Look through the data below. Pick out the lines holding the string "Bitcoin".

Figure data in JSON
•••
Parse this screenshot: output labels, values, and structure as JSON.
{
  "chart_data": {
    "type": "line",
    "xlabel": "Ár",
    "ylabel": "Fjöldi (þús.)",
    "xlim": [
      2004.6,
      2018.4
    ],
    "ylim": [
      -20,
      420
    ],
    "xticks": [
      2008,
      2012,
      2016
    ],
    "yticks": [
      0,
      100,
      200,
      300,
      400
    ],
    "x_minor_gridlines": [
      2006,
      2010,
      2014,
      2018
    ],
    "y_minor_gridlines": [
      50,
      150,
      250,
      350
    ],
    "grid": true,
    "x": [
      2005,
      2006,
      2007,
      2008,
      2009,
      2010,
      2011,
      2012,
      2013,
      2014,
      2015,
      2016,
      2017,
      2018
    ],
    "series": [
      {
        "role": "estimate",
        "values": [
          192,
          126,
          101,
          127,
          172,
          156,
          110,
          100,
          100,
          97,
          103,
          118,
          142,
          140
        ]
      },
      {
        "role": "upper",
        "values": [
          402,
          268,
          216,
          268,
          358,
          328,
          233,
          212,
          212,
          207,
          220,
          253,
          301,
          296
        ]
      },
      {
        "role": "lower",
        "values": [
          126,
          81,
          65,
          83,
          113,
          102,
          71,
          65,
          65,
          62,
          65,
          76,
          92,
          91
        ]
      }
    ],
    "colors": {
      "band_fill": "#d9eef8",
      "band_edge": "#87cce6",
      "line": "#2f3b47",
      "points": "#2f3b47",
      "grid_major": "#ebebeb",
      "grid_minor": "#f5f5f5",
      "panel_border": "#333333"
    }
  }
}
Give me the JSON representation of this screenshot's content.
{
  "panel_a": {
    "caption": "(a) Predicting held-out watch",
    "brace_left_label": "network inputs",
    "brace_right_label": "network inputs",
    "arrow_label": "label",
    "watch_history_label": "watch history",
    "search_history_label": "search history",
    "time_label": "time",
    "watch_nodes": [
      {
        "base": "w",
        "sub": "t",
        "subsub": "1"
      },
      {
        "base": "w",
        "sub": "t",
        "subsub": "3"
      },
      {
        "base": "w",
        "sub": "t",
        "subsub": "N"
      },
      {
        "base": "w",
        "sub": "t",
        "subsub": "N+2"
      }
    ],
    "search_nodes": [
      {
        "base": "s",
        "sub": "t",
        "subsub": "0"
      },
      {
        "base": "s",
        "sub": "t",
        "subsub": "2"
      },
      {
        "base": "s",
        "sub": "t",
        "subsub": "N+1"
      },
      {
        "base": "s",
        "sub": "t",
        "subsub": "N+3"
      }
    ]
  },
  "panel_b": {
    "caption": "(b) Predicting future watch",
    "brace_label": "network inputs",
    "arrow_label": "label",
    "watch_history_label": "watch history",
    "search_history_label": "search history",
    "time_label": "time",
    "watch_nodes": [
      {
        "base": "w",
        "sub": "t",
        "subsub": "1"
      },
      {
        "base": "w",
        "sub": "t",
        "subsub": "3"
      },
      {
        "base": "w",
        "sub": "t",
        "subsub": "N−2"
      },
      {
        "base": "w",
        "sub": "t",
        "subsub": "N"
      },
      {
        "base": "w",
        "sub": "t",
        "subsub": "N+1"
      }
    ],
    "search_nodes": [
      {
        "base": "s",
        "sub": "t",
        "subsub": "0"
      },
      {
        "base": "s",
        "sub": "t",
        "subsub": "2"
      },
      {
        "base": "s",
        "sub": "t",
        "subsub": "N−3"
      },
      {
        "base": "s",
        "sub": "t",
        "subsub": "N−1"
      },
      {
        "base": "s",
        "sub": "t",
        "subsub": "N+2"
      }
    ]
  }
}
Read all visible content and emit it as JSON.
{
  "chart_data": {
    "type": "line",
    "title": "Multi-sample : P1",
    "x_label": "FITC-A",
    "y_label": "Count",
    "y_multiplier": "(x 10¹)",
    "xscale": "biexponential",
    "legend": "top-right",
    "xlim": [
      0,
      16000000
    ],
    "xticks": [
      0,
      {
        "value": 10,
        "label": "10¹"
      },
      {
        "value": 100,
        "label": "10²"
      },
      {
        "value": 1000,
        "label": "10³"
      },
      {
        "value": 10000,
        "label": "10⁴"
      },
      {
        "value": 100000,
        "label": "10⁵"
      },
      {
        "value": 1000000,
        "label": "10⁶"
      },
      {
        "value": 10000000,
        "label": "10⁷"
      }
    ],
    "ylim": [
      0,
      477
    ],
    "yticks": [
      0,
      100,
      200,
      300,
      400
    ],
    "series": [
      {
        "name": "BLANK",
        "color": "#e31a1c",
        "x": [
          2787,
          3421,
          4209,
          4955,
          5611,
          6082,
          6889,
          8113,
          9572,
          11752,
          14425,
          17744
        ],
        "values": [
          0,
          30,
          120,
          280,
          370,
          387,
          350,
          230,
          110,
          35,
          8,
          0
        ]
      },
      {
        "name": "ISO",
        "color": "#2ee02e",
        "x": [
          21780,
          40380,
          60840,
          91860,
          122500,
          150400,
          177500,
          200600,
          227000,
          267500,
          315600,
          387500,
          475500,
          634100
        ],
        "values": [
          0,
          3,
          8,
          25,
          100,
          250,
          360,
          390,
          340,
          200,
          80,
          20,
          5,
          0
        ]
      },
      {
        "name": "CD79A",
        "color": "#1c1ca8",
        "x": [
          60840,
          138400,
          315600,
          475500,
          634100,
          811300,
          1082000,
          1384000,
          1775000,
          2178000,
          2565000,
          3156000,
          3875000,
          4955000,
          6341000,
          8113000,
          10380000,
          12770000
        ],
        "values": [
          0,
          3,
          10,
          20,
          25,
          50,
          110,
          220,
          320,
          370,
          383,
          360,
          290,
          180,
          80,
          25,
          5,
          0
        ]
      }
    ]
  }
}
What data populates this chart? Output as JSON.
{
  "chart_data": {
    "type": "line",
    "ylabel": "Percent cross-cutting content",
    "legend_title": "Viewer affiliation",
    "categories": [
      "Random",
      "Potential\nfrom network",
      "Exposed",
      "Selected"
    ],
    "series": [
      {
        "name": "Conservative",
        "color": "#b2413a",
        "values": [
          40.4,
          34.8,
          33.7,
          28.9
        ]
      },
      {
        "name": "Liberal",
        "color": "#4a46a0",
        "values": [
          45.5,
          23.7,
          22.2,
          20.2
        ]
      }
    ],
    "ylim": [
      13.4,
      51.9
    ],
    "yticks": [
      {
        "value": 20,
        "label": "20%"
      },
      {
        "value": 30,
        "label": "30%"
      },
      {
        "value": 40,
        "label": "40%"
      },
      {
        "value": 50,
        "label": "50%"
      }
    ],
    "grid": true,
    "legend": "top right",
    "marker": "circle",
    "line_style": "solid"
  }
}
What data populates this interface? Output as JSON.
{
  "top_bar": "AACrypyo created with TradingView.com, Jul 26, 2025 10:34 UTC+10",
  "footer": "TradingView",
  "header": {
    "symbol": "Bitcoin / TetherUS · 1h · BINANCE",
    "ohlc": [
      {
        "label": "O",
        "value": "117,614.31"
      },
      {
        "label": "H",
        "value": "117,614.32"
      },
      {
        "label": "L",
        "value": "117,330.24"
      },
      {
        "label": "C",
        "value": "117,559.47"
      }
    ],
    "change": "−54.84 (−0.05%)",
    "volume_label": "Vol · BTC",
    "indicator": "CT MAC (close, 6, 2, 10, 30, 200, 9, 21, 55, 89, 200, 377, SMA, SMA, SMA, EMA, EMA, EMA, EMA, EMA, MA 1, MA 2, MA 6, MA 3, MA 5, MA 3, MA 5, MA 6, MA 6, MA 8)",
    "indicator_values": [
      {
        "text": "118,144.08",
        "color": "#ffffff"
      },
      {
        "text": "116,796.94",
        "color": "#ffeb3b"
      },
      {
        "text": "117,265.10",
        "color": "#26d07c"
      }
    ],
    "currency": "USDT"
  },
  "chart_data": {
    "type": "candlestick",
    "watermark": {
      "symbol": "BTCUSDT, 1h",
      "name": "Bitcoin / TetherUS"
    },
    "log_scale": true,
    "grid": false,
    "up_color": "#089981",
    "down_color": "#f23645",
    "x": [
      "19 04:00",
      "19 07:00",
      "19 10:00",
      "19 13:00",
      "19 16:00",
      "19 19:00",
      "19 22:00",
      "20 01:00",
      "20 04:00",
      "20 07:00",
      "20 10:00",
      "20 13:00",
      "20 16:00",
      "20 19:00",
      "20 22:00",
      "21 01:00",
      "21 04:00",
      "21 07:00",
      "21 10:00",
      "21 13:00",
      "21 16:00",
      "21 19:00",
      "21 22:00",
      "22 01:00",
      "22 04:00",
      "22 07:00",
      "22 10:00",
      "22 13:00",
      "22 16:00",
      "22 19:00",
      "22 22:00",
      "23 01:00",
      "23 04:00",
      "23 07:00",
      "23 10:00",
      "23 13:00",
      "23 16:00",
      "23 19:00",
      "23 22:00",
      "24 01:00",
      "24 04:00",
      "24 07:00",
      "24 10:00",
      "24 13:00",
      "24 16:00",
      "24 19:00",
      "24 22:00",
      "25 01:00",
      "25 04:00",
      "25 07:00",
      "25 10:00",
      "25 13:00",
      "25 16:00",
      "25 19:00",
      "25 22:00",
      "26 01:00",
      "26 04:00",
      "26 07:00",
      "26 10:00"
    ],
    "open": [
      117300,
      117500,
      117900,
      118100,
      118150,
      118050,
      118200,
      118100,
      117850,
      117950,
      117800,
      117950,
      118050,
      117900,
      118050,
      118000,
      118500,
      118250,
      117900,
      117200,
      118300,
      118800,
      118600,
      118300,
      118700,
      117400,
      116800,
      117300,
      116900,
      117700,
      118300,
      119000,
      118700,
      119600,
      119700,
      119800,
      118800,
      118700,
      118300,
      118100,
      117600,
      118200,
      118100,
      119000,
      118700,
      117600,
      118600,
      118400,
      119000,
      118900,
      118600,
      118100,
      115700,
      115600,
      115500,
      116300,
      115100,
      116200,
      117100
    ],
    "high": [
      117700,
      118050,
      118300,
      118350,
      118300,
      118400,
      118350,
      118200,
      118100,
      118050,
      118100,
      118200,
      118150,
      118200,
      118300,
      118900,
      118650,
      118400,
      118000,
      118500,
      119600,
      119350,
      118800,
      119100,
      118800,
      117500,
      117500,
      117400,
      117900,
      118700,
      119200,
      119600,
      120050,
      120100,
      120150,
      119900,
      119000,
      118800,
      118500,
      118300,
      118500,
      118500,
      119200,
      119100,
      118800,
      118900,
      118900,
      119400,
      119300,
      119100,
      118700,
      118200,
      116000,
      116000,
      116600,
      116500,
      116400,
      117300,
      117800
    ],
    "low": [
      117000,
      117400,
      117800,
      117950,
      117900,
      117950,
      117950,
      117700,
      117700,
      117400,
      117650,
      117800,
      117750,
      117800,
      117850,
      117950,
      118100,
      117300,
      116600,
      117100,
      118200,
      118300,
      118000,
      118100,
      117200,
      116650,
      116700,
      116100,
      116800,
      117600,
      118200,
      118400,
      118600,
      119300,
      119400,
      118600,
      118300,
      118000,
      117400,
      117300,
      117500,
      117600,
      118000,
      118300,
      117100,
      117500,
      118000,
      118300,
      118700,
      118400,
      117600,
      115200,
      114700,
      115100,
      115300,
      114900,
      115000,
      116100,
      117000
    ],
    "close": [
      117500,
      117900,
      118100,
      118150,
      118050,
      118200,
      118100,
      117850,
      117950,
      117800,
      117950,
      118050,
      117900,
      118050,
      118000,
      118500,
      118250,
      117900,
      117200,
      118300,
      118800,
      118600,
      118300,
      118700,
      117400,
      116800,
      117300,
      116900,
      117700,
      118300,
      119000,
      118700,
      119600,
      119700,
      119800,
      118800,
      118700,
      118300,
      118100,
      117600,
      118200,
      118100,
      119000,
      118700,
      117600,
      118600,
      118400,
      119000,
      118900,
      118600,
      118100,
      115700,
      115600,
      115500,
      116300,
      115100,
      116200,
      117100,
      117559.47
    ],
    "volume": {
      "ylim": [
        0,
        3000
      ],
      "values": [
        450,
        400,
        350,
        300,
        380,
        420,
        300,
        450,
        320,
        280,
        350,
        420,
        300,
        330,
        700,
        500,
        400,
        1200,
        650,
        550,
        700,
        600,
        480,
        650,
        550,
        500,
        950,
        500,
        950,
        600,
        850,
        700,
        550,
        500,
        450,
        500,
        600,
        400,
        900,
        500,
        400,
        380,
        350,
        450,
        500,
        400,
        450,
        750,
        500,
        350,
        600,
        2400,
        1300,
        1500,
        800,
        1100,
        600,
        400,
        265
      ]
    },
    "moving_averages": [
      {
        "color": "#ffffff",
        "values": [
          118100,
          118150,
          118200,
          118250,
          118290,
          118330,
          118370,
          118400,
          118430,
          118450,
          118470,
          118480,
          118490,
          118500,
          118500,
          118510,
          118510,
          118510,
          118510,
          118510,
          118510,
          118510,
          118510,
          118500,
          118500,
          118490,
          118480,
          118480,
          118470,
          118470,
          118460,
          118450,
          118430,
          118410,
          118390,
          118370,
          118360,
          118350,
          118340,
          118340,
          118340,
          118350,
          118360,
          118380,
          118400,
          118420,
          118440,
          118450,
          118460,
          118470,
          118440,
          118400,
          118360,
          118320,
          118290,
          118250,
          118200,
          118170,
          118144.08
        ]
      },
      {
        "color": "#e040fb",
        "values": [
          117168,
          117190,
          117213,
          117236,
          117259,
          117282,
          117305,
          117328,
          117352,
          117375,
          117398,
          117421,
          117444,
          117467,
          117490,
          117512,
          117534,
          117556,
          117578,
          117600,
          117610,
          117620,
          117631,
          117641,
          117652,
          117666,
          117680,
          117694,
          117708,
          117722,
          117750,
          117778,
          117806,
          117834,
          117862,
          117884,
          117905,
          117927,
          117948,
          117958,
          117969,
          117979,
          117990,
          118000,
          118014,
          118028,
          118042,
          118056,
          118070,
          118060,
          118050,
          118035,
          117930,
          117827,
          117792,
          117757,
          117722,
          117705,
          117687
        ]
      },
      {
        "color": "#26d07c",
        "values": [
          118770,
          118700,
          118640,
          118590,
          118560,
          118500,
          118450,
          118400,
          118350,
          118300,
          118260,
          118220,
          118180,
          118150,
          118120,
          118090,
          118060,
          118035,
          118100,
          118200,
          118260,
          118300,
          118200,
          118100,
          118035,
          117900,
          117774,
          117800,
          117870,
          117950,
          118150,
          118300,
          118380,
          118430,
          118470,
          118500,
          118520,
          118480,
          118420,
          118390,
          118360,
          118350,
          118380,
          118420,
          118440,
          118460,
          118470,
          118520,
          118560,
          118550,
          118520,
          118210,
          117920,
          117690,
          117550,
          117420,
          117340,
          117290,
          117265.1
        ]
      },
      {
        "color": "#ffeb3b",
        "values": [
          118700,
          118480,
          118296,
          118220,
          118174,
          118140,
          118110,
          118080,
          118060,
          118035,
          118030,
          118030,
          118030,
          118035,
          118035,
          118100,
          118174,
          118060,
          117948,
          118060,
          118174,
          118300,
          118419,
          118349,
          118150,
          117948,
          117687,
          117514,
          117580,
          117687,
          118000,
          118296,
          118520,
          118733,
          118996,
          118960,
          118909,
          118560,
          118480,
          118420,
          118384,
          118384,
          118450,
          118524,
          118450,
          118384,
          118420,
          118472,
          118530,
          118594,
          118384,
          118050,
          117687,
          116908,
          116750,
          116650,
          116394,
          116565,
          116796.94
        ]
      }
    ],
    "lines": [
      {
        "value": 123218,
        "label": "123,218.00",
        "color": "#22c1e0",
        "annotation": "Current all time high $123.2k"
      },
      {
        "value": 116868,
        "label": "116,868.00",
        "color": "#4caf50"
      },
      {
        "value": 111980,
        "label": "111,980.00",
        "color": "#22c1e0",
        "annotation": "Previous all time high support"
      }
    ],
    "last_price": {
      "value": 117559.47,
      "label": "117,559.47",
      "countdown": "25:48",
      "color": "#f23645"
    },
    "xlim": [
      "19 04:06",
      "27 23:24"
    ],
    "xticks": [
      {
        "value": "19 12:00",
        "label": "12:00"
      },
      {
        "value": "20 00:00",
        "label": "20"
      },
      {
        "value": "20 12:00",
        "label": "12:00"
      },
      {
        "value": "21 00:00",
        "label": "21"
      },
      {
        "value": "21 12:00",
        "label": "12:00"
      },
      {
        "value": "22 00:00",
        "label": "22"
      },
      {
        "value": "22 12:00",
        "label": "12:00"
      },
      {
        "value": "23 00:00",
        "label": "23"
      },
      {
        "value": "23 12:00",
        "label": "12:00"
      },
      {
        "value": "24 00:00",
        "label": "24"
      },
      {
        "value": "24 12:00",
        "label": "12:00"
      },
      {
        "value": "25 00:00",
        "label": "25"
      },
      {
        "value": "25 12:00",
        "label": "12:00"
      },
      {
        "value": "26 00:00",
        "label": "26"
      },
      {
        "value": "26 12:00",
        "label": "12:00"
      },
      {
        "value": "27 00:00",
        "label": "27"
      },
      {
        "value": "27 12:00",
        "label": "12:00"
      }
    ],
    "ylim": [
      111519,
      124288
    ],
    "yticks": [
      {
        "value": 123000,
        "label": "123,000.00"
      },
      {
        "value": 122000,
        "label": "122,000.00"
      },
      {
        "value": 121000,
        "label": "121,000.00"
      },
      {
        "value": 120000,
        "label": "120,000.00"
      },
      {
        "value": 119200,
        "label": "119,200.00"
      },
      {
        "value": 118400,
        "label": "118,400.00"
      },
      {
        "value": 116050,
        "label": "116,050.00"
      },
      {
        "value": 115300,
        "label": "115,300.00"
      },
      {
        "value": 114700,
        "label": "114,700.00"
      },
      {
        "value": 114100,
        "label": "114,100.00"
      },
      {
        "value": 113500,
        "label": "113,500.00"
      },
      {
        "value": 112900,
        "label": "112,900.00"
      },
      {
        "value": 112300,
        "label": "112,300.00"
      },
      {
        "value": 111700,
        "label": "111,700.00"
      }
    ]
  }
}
•••
Written solution |
    "symbol": "Bitcoin / TetherUS · 1h · BINANCE",
      "name": "Bitcoin / TetherUS"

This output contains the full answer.